Supplied data:
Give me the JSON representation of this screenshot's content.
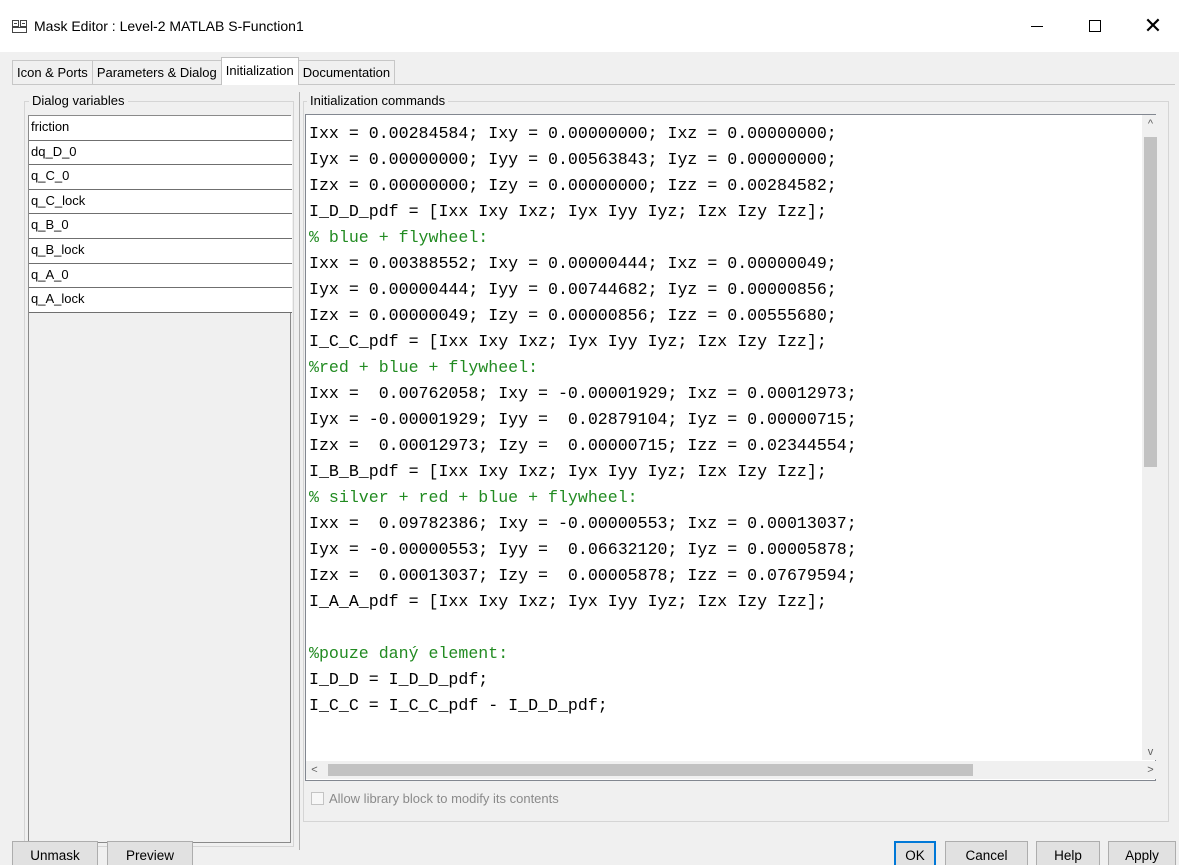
{
  "window": {
    "title": "Mask Editor : Level-2 MATLAB S-Function1",
    "app_icon": "mask-editor-icon",
    "controls": {
      "minimize": "—",
      "maximize": "☐",
      "close": "✕"
    }
  },
  "tabs": [
    {
      "label": "Icon & Ports",
      "active": false
    },
    {
      "label": "Parameters & Dialog",
      "active": false
    },
    {
      "label": "Initialization",
      "active": true
    },
    {
      "label": "Documentation",
      "active": false
    }
  ],
  "dialog_variables": {
    "label": "Dialog variables",
    "items": [
      "friction",
      "dq_D_0",
      "q_C_0",
      "q_C_lock",
      "q_B_0",
      "q_B_lock",
      "q_A_0",
      "q_A_lock"
    ]
  },
  "initialization": {
    "label": "Initialization commands",
    "lines": [
      {
        "text": "Ixx = 0.00284584; Ixy = 0.00000000; Ixz = 0.00000000;",
        "comment": false
      },
      {
        "text": "Iyx = 0.00000000; Iyy = 0.00563843; Iyz = 0.00000000;",
        "comment": false
      },
      {
        "text": "Izx = 0.00000000; Izy = 0.00000000; Izz = 0.00284582;",
        "comment": false
      },
      {
        "text": "I_D_D_pdf = [Ixx Ixy Ixz; Iyx Iyy Iyz; Izx Izy Izz];",
        "comment": false
      },
      {
        "text": "% blue + flywheel:",
        "comment": true
      },
      {
        "text": "Ixx = 0.00388552; Ixy = 0.00000444; Ixz = 0.00000049;",
        "comment": false
      },
      {
        "text": "Iyx = 0.00000444; Iyy = 0.00744682; Iyz = 0.00000856;",
        "comment": false
      },
      {
        "text": "Izx = 0.00000049; Izy = 0.00000856; Izz = 0.00555680;",
        "comment": false
      },
      {
        "text": "I_C_C_pdf = [Ixx Ixy Ixz; Iyx Iyy Iyz; Izx Izy Izz];",
        "comment": false
      },
      {
        "text": "%red + blue + flywheel:",
        "comment": true
      },
      {
        "text": "Ixx =  0.00762058; Ixy = -0.00001929; Ixz = 0.00012973;",
        "comment": false
      },
      {
        "text": "Iyx = -0.00001929; Iyy =  0.02879104; Iyz = 0.00000715;",
        "comment": false
      },
      {
        "text": "Izx =  0.00012973; Izy =  0.00000715; Izz = 0.02344554;",
        "comment": false
      },
      {
        "text": "I_B_B_pdf = [Ixx Ixy Ixz; Iyx Iyy Iyz; Izx Izy Izz];",
        "comment": false
      },
      {
        "text": "% silver + red + blue + flywheel:",
        "comment": true
      },
      {
        "text": "Ixx =  0.09782386; Ixy = -0.00000553; Ixz = 0.00013037;",
        "comment": false
      },
      {
        "text": "Iyx = -0.00000553; Iyy =  0.06632120; Iyz = 0.00005878;",
        "comment": false
      },
      {
        "text": "Izx =  0.00013037; Izy =  0.00005878; Izz = 0.07679594;",
        "comment": false
      },
      {
        "text": "I_A_A_pdf = [Ixx Ixy Ixz; Iyx Iyy Iyz; Izx Izy Izz];",
        "comment": false
      },
      {
        "text": "",
        "comment": false
      },
      {
        "text": "%pouze daný element:",
        "comment": true
      },
      {
        "text": "I_D_D = I_D_D_pdf;",
        "comment": false
      },
      {
        "text": "I_C_C = I_C_C_pdf - I_D_D_pdf;",
        "comment": false
      }
    ],
    "scroll": {
      "up": "^",
      "down": "v",
      "left": "<",
      "right": ">"
    }
  },
  "checkbox": {
    "label": "Allow library block to modify its contents",
    "checked": false,
    "enabled": false
  },
  "buttons": {
    "unmask": "Unmask",
    "preview": "Preview",
    "ok": "OK",
    "cancel": "Cancel",
    "help": "Help",
    "apply": "Apply"
  },
  "colors": {
    "comment": "#228b22",
    "background": "#f0f0f0",
    "focus": "#0078d7"
  }
}
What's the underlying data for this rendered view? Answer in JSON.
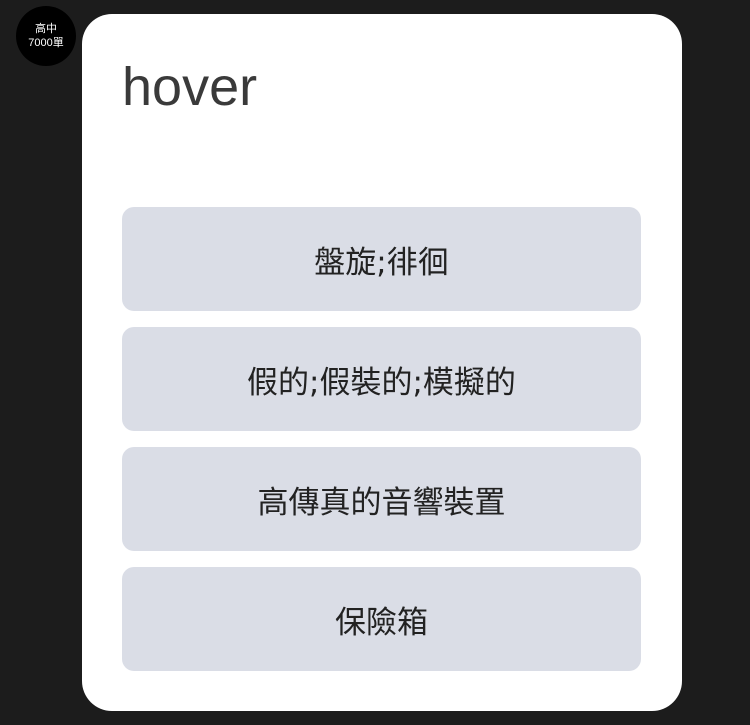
{
  "badge": {
    "line1": "高中",
    "line2": "7000單"
  },
  "word": "hover",
  "options": [
    {
      "label": "盤旋;徘徊"
    },
    {
      "label": "假的;假裝的;模擬的"
    },
    {
      "label": "高傳真的音響裝置"
    },
    {
      "label": "保險箱"
    }
  ]
}
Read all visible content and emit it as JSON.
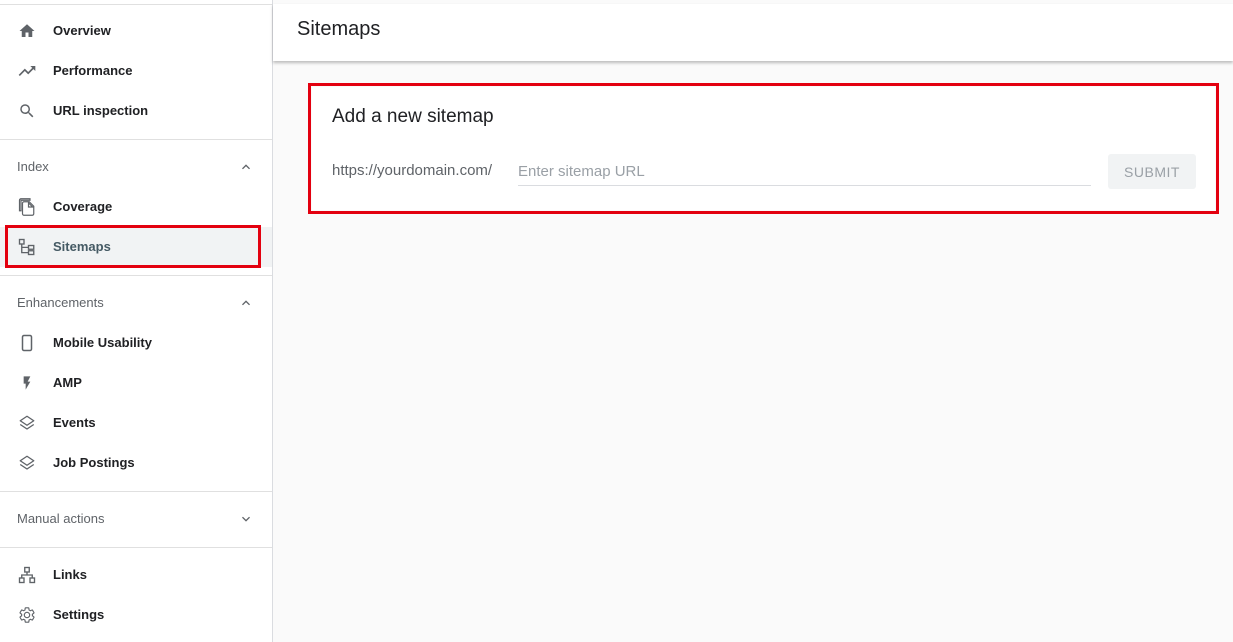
{
  "sidebar": {
    "top_items": [
      {
        "label": "Overview",
        "icon": "home-icon"
      },
      {
        "label": "Performance",
        "icon": "trending-up-icon"
      },
      {
        "label": "URL inspection",
        "icon": "search-icon"
      }
    ],
    "index_section": {
      "label": "Index",
      "expanded": true,
      "items": [
        {
          "label": "Coverage",
          "icon": "copy-pages-icon"
        },
        {
          "label": "Sitemaps",
          "icon": "sitemap-icon",
          "selected": true
        }
      ]
    },
    "enhancements_section": {
      "label": "Enhancements",
      "expanded": true,
      "items": [
        {
          "label": "Mobile Usability",
          "icon": "smartphone-icon"
        },
        {
          "label": "AMP",
          "icon": "lightning-bolt-icon"
        },
        {
          "label": "Events",
          "icon": "layers-icon"
        },
        {
          "label": "Job Postings",
          "icon": "layers-icon"
        }
      ]
    },
    "manual_actions_section": {
      "label": "Manual actions",
      "expanded": false
    },
    "bottom_items": [
      {
        "label": "Links",
        "icon": "link-network-icon"
      },
      {
        "label": "Settings",
        "icon": "gear-icon"
      }
    ]
  },
  "header": {
    "title": "Sitemaps"
  },
  "add_sitemap": {
    "title": "Add a new sitemap",
    "url_prefix": "https://yourdomain.com/",
    "input_value": "",
    "input_placeholder": "Enter sitemap URL",
    "submit_label": "SUBMIT"
  },
  "colors": {
    "highlight_outline": "#e3000f",
    "icon": "#5f6368",
    "selected_bg": "#f1f3f4"
  }
}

Exercise task: Reproduce the whole listing exactly, but not the images in it.

Result:
Give me the JSON representation of this screenshot's content.
{
  "window": {
    "title": "Mask Editor : Level-2 MATLAB S-Function1",
    "app_icon": "mask-editor-icon",
    "controls": {
      "minimize": "—",
      "maximize": "☐",
      "close": "✕"
    }
  },
  "tabs": [
    {
      "label": "Icon & Ports",
      "active": false
    },
    {
      "label": "Parameters & Dialog",
      "active": false
    },
    {
      "label": "Initialization",
      "active": true
    },
    {
      "label": "Documentation",
      "active": false
    }
  ],
  "dialog_variables": {
    "label": "Dialog variables",
    "items": [
      "friction",
      "dq_D_0",
      "q_C_0",
      "q_C_lock",
      "q_B_0",
      "q_B_lock",
      "q_A_0",
      "q_A_lock"
    ]
  },
  "initialization": {
    "label": "Initialization commands",
    "lines": [
      {
        "text": "Ixx = 0.00284584; Ixy = 0.00000000; Ixz = 0.00000000;",
        "comment": false
      },
      {
        "text": "Iyx = 0.00000000; Iyy = 0.00563843; Iyz = 0.00000000;",
        "comment": false
      },
      {
        "text": "Izx = 0.00000000; Izy = 0.00000000; Izz = 0.00284582;",
        "comment": false
      },
      {
        "text": "I_D_D_pdf = [Ixx Ixy Ixz; Iyx Iyy Iyz; Izx Izy Izz];",
        "comment": false
      },
      {
        "text": "% blue + flywheel:",
        "comment": true
      },
      {
        "text": "Ixx = 0.00388552; Ixy = 0.00000444; Ixz = 0.00000049;",
        "comment": false
      },
      {
        "text": "Iyx = 0.00000444; Iyy = 0.00744682; Iyz = 0.00000856;",
        "comment": false
      },
      {
        "text": "Izx = 0.00000049; Izy = 0.00000856; Izz = 0.00555680;",
        "comment": false
      },
      {
        "text": "I_C_C_pdf = [Ixx Ixy Ixz; Iyx Iyy Iyz; Izx Izy Izz];",
        "comment": false
      },
      {
        "text": "%red + blue + flywheel:",
        "comment": true
      },
      {
        "text": "Ixx =  0.00762058; Ixy = -0.00001929; Ixz = 0.00012973;",
        "comment": false
      },
      {
        "text": "Iyx = -0.00001929; Iyy =  0.02879104; Iyz = 0.00000715;",
        "comment": false
      },
      {
        "text": "Izx =  0.00012973; Izy =  0.00000715; Izz = 0.02344554;",
        "comment": false
      },
      {
        "text": "I_B_B_pdf = [Ixx Ixy Ixz; Iyx Iyy Iyz; Izx Izy Izz];",
        "comment": false
      },
      {
        "text": "% silver + red + blue + flywheel:",
        "comment": true
      },
      {
        "text": "Ixx =  0.09782386; Ixy = -0.00000553; Ixz = 0.00013037;",
        "comment": false
      },
      {
        "text": "Iyx = -0.00000553; Iyy =  0.06632120; Iyz = 0.00005878;",
        "comment": false
      },
      {
        "text": "Izx =  0.00013037; Izy =  0.00005878; Izz = 0.07679594;",
        "comment": false
      },
      {
        "text": "I_A_A_pdf = [Ixx Ixy Ixz; Iyx Iyy Iyz; Izx Izy Izz];",
        "comment": false
      },
      {
        "text": "",
        "comment": false
      },
      {
        "text": "%pouze daný element:",
        "comment": true
      },
      {
        "text": "I_D_D = I_D_D_pdf;",
        "comment": false
      },
      {
        "text": "I_C_C = I_C_C_pdf - I_D_D_pdf;",
        "comment": false
      }
    ],
    "scroll": {
      "up": "^",
      "down": "v",
      "left": "<",
      "right": ">"
    }
  },
  "checkbox": {
    "label": "Allow library block to modify its contents",
    "checked": false,
    "enabled": false
  },
  "buttons": {
    "unmask": "Unmask",
    "preview": "Preview",
    "ok": "OK",
    "cancel": "Cancel",
    "help": "Help",
    "apply": "Apply"
  },
  "colors": {
    "comment": "#228b22",
    "background": "#f0f0f0",
    "focus": "#0078d7"
  }
}
What's the underlying data for this rendered view? Answer in JSON.
{
  "badge": {
    "line1": "高中",
    "line2": "7000單"
  },
  "word": "hover",
  "options": [
    {
      "label": "盤旋;徘徊"
    },
    {
      "label": "假的;假裝的;模擬的"
    },
    {
      "label": "高傳真的音響裝置"
    },
    {
      "label": "保險箱"
    }
  ]
}
Read all visible content and emit it as JSON.
{
  "sidebar": {
    "top_items": [
      {
        "label": "Overview",
        "icon": "home-icon"
      },
      {
        "label": "Performance",
        "icon": "trending-up-icon"
      },
      {
        "label": "URL inspection",
        "icon": "search-icon"
      }
    ],
    "index_section": {
      "label": "Index",
      "expanded": true,
      "items": [
        {
          "label": "Coverage",
          "icon": "copy-pages-icon"
        },
        {
          "label": "Sitemaps",
          "icon": "sitemap-icon",
          "selected": true
        }
      ]
    },
    "enhancements_section": {
      "label": "Enhancements",
      "expanded": true,
      "items": [
        {
          "label": "Mobile Usability",
          "icon": "smartphone-icon"
        },
        {
          "label": "AMP",
          "icon": "lightning-bolt-icon"
        },
        {
          "label": "Events",
          "icon": "layers-icon"
        },
        {
          "label": "Job Postings",
          "icon": "layers-icon"
        }
      ]
    },
    "manual_actions_section": {
      "label": "Manual actions",
      "expanded": false
    },
    "bottom_items": [
      {
        "label": "Links",
        "icon": "link-network-icon"
      },
      {
        "label": "Settings",
        "icon": "gear-icon"
      }
    ]
  },
  "header": {
    "title": "Sitemaps"
  },
  "add_sitemap": {
    "title": "Add a new sitemap",
    "url_prefix": "https://yourdomain.com/",
    "input_value": "",
    "input_placeholder": "Enter sitemap URL",
    "submit_label": "SUBMIT"
  },
  "colors": {
    "highlight_outline": "#e3000f",
    "icon": "#5f6368",
    "selected_bg": "#f1f3f4"
  }
}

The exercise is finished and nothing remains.